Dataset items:
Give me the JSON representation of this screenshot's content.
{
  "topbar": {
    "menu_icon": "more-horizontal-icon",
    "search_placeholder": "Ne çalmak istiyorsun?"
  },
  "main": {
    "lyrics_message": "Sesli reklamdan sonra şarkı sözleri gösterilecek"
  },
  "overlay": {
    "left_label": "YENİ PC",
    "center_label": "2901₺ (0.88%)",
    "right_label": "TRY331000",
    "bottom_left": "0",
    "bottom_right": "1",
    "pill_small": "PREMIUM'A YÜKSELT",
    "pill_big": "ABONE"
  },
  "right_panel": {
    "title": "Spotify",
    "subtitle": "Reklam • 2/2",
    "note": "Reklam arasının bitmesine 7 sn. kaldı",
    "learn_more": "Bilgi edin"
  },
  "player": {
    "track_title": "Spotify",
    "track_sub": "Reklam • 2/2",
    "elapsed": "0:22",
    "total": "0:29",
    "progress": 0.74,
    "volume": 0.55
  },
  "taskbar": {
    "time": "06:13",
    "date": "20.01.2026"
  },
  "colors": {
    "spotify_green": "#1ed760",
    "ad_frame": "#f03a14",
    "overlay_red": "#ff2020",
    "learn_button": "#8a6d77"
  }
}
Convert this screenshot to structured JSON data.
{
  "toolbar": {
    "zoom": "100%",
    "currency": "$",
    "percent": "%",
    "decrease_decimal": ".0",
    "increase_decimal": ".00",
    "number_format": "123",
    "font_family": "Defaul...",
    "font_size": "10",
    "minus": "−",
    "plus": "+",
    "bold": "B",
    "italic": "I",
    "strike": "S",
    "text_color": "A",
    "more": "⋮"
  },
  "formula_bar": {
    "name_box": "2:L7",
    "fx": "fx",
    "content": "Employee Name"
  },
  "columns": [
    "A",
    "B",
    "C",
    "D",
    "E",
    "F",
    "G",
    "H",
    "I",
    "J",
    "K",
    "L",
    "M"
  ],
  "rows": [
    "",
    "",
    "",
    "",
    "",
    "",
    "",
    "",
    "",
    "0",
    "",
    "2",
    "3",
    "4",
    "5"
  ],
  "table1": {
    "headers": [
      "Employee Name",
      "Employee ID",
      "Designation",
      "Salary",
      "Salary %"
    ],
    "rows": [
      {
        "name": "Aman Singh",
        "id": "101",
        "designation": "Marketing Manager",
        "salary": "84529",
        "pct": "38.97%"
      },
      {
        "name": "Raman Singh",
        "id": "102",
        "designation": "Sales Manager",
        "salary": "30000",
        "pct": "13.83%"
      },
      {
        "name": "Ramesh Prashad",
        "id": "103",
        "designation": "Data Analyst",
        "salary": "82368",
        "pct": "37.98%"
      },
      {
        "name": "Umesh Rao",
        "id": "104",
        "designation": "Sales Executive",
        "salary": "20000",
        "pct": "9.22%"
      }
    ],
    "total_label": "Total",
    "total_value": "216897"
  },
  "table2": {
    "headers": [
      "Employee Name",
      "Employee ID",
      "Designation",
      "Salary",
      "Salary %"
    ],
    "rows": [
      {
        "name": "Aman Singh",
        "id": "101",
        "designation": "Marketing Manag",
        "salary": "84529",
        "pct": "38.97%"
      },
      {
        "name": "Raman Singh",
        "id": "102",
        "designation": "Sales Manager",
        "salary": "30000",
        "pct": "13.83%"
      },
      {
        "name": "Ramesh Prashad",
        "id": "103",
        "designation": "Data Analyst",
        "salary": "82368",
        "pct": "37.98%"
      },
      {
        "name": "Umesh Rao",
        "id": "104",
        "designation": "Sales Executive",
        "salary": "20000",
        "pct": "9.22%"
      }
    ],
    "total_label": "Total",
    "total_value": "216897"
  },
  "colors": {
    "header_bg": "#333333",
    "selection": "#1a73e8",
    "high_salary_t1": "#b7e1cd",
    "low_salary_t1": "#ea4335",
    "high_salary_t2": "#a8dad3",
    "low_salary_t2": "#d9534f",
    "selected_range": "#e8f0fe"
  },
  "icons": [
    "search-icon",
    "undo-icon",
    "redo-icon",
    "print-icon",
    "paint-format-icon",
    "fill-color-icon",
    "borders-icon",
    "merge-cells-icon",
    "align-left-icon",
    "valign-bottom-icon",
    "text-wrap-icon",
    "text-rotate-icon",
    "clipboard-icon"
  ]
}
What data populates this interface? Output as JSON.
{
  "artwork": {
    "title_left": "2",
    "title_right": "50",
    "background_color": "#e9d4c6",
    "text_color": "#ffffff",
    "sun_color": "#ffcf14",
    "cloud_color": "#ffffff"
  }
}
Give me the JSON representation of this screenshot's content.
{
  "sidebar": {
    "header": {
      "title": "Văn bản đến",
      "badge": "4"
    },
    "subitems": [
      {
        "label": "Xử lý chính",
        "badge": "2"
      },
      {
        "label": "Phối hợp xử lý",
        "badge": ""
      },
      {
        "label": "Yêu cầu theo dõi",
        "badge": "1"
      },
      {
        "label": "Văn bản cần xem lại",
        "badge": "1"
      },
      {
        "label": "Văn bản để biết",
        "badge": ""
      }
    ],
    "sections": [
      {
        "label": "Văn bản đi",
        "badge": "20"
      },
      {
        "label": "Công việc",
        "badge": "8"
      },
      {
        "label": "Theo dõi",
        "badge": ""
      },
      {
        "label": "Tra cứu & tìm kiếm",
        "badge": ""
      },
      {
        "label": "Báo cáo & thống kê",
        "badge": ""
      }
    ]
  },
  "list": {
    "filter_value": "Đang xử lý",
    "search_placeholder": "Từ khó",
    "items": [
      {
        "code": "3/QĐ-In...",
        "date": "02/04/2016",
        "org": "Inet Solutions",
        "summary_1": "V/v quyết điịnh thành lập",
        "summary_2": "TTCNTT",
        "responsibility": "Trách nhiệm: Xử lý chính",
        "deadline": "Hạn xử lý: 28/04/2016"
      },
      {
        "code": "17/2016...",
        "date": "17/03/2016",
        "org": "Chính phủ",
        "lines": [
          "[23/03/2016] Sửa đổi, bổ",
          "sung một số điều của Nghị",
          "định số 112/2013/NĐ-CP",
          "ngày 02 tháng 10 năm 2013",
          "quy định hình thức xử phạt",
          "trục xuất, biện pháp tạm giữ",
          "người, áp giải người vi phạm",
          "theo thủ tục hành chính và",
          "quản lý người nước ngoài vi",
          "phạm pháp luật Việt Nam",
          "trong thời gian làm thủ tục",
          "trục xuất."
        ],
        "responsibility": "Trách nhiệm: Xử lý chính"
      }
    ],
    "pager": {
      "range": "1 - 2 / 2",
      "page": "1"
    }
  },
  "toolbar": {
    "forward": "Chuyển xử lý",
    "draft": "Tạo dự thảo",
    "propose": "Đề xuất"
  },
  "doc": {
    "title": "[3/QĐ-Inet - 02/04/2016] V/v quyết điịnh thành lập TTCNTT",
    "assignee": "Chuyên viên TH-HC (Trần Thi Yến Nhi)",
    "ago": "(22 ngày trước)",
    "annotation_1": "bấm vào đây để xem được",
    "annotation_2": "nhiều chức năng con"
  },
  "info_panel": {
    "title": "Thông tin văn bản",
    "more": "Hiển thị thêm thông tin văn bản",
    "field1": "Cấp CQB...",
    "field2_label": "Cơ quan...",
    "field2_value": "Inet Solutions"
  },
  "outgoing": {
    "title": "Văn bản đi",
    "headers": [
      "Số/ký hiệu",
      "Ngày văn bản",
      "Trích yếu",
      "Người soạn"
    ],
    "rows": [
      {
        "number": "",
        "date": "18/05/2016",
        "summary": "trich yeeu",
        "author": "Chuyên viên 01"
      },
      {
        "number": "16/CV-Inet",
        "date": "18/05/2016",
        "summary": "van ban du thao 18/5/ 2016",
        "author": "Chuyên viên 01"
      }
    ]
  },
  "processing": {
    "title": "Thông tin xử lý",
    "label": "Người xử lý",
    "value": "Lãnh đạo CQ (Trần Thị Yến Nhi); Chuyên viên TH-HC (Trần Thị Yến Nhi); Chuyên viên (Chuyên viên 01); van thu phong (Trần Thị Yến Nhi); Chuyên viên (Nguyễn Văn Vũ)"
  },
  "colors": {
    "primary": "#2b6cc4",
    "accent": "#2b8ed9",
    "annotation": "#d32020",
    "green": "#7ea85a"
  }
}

■ **EXERCISE TASK**
Look through the entries above. Extract each line with the word "this".

■ **THE COMPLETED TASK**
Give me the JSON representation of this screenshot's content.
Convert this screenshot to structured JSON data.
What data populates this interface? Output as JSON.
Give me the JSON representation of this screenshot's content.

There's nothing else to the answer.